» What you are asked to do
Set the listing down unchanged, minus every embedded image.

» Dataset rows

________________________

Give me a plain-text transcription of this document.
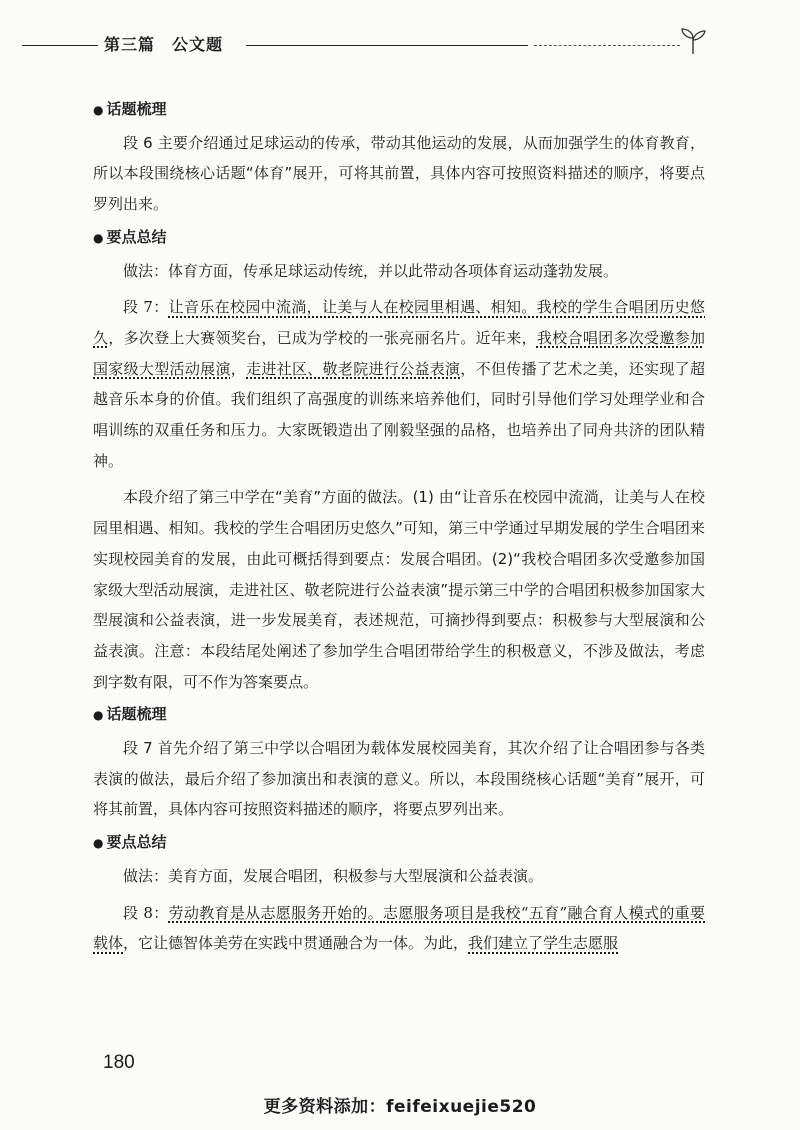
第三篇　公文题
● 话题梳理
段 6 主要介绍通过足球运动的传承，带动其他运动的发展，从而加强学生的体育教育，所以本段围绕核心话题“体育”展开，可将其前置，具体内容可按照资料描述的顺序，将要点罗列出来。
● 要点总结
做法：体育方面，传承足球运动传统，并以此带动各项体育运动蓬勃发展。
段 7：让音乐在校园中流淌，让美与人在校园里相遇、相知。我校的学生合唱团历史悠久，多次登上大赛领奖台，已成为学校的一张亮丽名片。近年来，我校合唱团多次受邀参加国家级大型活动展演，走进社区、敬老院进行公益表演，不但传播了艺术之美，还实现了超越音乐本身的价值。我们组织了高强度的训练来培养他们，同时引导他们学习处理学业和合唱训练的双重任务和压力。大家既锻造出了刚毅坚强的品格，也培养出了同舟共济的团队精神。
本段介绍了第三中学在“美育”方面的做法。(1) 由“让音乐在校园中流淌，让美与人在校园里相遇、相知。我校的学生合唱团历史悠久”可知，第三中学通过早期发展的学生合唱团来实现校园美育的发展，由此可概括得到要点：发展合唱团。(2)“我校合唱团多次受邀参加国家级大型活动展演，走进社区、敬老院进行公益表演”提示第三中学的合唱团积极参加国家大型展演和公益表演，进一步发展美育，表述规范，可摘抄得到要点：积极参与大型展演和公益表演。注意：本段结尾处阐述了参加学生合唱团带给学生的积极意义，不涉及做法，考虑到字数有限，可不作为答案要点。
● 话题梳理
段 7 首先介绍了第三中学以合唱团为载体发展校园美育，其次介绍了让合唱团参与各类表演的做法，最后介绍了参加演出和表演的意义。所以，本段围绕核心话题“美育”展开，可将其前置，具体内容可按照资料描述的顺序，将要点罗列出来。
● 要点总结
做法：美育方面，发展合唱团，积极参与大型展演和公益表演。
段 8：劳动教育是从志愿服务开始的。志愿服务项目是我校“五育”融合育人模式的重要载体，它让德智体美劳在实践中贯通融合为一体。为此，我们建立了学生志愿服
180
更多资料添加：feifeixuejie520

________________________

» Solution for this problem
Give me a plain-text transcription of this document.
第三篇　公文题
● 话题梳理
段 6 主要介绍通过足球运动的传承，带动其他运动的发展，从而加强学生的体育教育，所以本段围绕核心话题“体育”展开，可将其前置，具体内容可按照资料描述的顺序，将要点罗列出来。
● 要点总结
做法：体育方面，传承足球运动传统，并以此带动各项体育运动蓬勃发展。
段 7：让音乐在校园中流淌，让美与人在校园里相遇、相知。我校的学生合唱团历史悠久，多次登上大赛领奖台，已成为学校的一张亮丽名片。近年来，我校合唱团多次受邀参加国家级大型活动展演，走进社区、敬老院进行公益表演，不但传播了艺术之美，还实现了超越音乐本身的价值。我们组织了高强度的训练来培养他们，同时引导他们学习处理学业和合唱训练的双重任务和压力。大家既锻造出了刚毅坚强的品格，也培养出了同舟共济的团队精神。
本段介绍了第三中学在“美育”方面的做法。(1) 由“让音乐在校园中流淌，让美与人在校园里相遇、相知。我校的学生合唱团历史悠久”可知，第三中学通过早期发展的学生合唱团来实现校园美育的发展，由此可概括得到要点：发展合唱团。(2)“我校合唱团多次受邀参加国家级大型活动展演，走进社区、敬老院进行公益表演”提示第三中学的合唱团积极参加国家大型展演和公益表演，进一步发展美育，表述规范，可摘抄得到要点：积极参与大型展演和公益表演。注意：本段结尾处阐述了参加学生合唱团带给学生的积极意义，不涉及做法，考虑到字数有限，可不作为答案要点。
● 话题梳理
段 7 首先介绍了第三中学以合唱团为载体发展校园美育，其次介绍了让合唱团参与各类表演的做法，最后介绍了参加演出和表演的意义。所以，本段围绕核心话题“美育”展开，可将其前置，具体内容可按照资料描述的顺序，将要点罗列出来。
● 要点总结
做法：美育方面，发展合唱团，积极参与大型展演和公益表演。
段 8：劳动教育是从志愿服务开始的。志愿服务项目是我校“五育”融合育人模式的重要载体，它让德智体美劳在实践中贯通融合为一体。为此，我们建立了学生志愿服
180
更多资料添加：feifeixuejie520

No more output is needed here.